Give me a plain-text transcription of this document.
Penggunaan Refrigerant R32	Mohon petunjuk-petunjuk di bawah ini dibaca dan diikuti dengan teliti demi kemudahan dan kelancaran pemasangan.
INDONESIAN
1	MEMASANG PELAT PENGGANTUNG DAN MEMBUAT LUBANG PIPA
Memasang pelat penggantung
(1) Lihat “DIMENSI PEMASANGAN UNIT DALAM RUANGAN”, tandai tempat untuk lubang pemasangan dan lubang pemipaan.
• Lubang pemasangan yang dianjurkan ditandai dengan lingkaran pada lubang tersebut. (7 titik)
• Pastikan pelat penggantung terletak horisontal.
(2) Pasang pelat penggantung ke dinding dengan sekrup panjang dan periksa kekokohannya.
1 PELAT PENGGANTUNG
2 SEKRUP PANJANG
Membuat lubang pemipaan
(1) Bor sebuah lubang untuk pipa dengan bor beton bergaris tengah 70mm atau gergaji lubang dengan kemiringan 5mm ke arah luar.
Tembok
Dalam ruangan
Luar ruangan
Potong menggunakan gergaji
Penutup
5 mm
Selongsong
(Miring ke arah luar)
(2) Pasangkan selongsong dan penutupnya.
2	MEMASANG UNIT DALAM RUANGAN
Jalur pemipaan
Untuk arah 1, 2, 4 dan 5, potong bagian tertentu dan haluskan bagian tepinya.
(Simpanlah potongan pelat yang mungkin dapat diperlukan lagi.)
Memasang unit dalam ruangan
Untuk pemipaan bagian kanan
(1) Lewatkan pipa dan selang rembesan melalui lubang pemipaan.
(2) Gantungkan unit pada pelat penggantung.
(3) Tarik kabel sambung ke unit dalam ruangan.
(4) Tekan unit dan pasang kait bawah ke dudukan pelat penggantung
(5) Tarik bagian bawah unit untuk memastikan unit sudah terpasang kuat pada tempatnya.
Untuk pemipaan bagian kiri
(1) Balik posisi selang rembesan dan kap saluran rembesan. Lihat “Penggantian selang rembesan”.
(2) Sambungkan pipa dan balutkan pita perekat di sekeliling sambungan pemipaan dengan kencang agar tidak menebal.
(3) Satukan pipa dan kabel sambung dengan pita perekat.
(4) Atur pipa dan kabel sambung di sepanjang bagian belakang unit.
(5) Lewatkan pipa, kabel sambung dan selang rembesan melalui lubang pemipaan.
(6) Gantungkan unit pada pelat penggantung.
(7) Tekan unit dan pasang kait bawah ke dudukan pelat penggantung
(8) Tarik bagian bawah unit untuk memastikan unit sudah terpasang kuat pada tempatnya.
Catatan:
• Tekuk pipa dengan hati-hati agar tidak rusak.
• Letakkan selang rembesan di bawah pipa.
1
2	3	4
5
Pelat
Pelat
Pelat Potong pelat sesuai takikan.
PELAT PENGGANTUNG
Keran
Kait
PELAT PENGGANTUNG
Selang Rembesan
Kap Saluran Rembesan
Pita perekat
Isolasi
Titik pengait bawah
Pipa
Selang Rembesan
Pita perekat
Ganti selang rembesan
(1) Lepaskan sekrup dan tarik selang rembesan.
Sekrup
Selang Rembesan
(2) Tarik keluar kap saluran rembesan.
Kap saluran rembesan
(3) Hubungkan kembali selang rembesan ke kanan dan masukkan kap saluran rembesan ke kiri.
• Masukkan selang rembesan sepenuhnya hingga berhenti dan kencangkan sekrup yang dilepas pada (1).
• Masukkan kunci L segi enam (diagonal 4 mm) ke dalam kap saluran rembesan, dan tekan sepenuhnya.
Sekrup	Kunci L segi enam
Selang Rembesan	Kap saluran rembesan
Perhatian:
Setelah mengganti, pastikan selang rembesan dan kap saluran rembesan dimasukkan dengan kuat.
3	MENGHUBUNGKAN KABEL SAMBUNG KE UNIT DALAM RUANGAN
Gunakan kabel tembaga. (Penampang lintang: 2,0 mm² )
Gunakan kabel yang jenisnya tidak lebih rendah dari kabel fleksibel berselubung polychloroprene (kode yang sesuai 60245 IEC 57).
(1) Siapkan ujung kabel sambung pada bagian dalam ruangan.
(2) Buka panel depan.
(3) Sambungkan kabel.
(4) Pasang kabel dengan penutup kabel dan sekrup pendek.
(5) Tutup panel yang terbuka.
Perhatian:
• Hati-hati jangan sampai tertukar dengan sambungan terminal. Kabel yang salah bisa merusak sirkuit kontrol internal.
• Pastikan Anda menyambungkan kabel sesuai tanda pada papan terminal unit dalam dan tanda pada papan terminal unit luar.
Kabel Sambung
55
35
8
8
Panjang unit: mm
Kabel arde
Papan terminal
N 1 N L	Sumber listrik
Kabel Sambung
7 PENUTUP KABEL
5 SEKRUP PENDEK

* **Stated task**: Output the full listing without altering anything.

* **Exercise response**:
Give me a plain-text transcription of this document.
Penggunaan Refrigerant R32	Mohon petunjuk-petunjuk di bawah ini dibaca dan diikuti dengan teliti demi kemudahan dan kelancaran pemasangan.
INDONESIAN
1	MEMASANG PELAT PENGGANTUNG DAN MEMBUAT LUBANG PIPA
Memasang pelat penggantung
(1) Lihat “DIMENSI PEMASANGAN UNIT DALAM RUANGAN”, tandai tempat untuk lubang pemasangan dan lubang pemipaan.
• Lubang pemasangan yang dianjurkan ditandai dengan lingkaran pada lubang tersebut. (7 titik)
• Pastikan pelat penggantung terletak horisontal.
(2) Pasang pelat penggantung ke dinding dengan sekrup panjang dan periksa kekokohannya.
1 PELAT PENGGANTUNG
2 SEKRUP PANJANG
Membuat lubang pemipaan
(1) Bor sebuah lubang untuk pipa dengan bor beton bergaris tengah 70mm atau gergaji lubang dengan kemiringan 5mm ke arah luar.
Tembok
Dalam ruangan
Luar ruangan
Potong menggunakan gergaji
Penutup
5 mm
Selongsong
(Miring ke arah luar)
(2) Pasangkan selongsong dan penutupnya.
2	MEMASANG UNIT DALAM RUANGAN
Jalur pemipaan
Untuk arah 1, 2, 4 dan 5, potong bagian tertentu dan haluskan bagian tepinya.
(Simpanlah potongan pelat yang mungkin dapat diperlukan lagi.)
Memasang unit dalam ruangan
Untuk pemipaan bagian kanan
(1) Lewatkan pipa dan selang rembesan melalui lubang pemipaan.
(2) Gantungkan unit pada pelat penggantung.
(3) Tarik kabel sambung ke unit dalam ruangan.
(4) Tekan unit dan pasang kait bawah ke dudukan pelat penggantung
(5) Tarik bagian bawah unit untuk memastikan unit sudah terpasang kuat pada tempatnya.
Untuk pemipaan bagian kiri
(1) Balik posisi selang rembesan dan kap saluran rembesan. Lihat “Penggantian selang rembesan”.
(2) Sambungkan pipa dan balutkan pita perekat di sekeliling sambungan pemipaan dengan kencang agar tidak menebal.
(3) Satukan pipa dan kabel sambung dengan pita perekat.
(4) Atur pipa dan kabel sambung di sepanjang bagian belakang unit.
(5) Lewatkan pipa, kabel sambung dan selang rembesan melalui lubang pemipaan.
(6) Gantungkan unit pada pelat penggantung.
(7) Tekan unit dan pasang kait bawah ke dudukan pelat penggantung
(8) Tarik bagian bawah unit untuk memastikan unit sudah terpasang kuat pada tempatnya.
Catatan:
• Tekuk pipa dengan hati-hati agar tidak rusak.
• Letakkan selang rembesan di bawah pipa.
1
2	3	4
5
Pelat
Pelat
Pelat Potong pelat sesuai takikan.
PELAT PENGGANTUNG
Keran
Kait
PELAT PENGGANTUNG
Selang Rembesan
Kap Saluran Rembesan
Pita perekat
Isolasi
Titik pengait bawah
Pipa
Selang Rembesan
Pita perekat
Ganti selang rembesan
(1) Lepaskan sekrup dan tarik selang rembesan.
Sekrup
Selang Rembesan
(2) Tarik keluar kap saluran rembesan.
Kap saluran rembesan
(3) Hubungkan kembali selang rembesan ke kanan dan masukkan kap saluran rembesan ke kiri.
• Masukkan selang rembesan sepenuhnya hingga berhenti dan kencangkan sekrup yang dilepas pada (1).
• Masukkan kunci L segi enam (diagonal 4 mm) ke dalam kap saluran rembesan, dan tekan sepenuhnya.
Sekrup	Kunci L segi enam
Selang Rembesan	Kap saluran rembesan
Perhatian:
Setelah mengganti, pastikan selang rembesan dan kap saluran rembesan dimasukkan dengan kuat.
3	MENGHUBUNGKAN KABEL SAMBUNG KE UNIT DALAM RUANGAN
Gunakan kabel tembaga. (Penampang lintang: 2,0 mm² )
Gunakan kabel yang jenisnya tidak lebih rendah dari kabel fleksibel berselubung polychloroprene (kode yang sesuai 60245 IEC 57).
(1) Siapkan ujung kabel sambung pada bagian dalam ruangan.
(2) Buka panel depan.
(3) Sambungkan kabel.
(4) Pasang kabel dengan penutup kabel dan sekrup pendek.
(5) Tutup panel yang terbuka.
Perhatian:
• Hati-hati jangan sampai tertukar dengan sambungan terminal. Kabel yang salah bisa merusak sirkuit kontrol internal.
• Pastikan Anda menyambungkan kabel sesuai tanda pada papan terminal unit dalam dan tanda pada papan terminal unit luar.
Kabel Sambung
55
35
8
8
Panjang unit: mm
Kabel arde
Papan terminal
N 1 N L	Sumber listrik
Kabel Sambung
7 PENUTUP KABEL
5 SEKRUP PENDEK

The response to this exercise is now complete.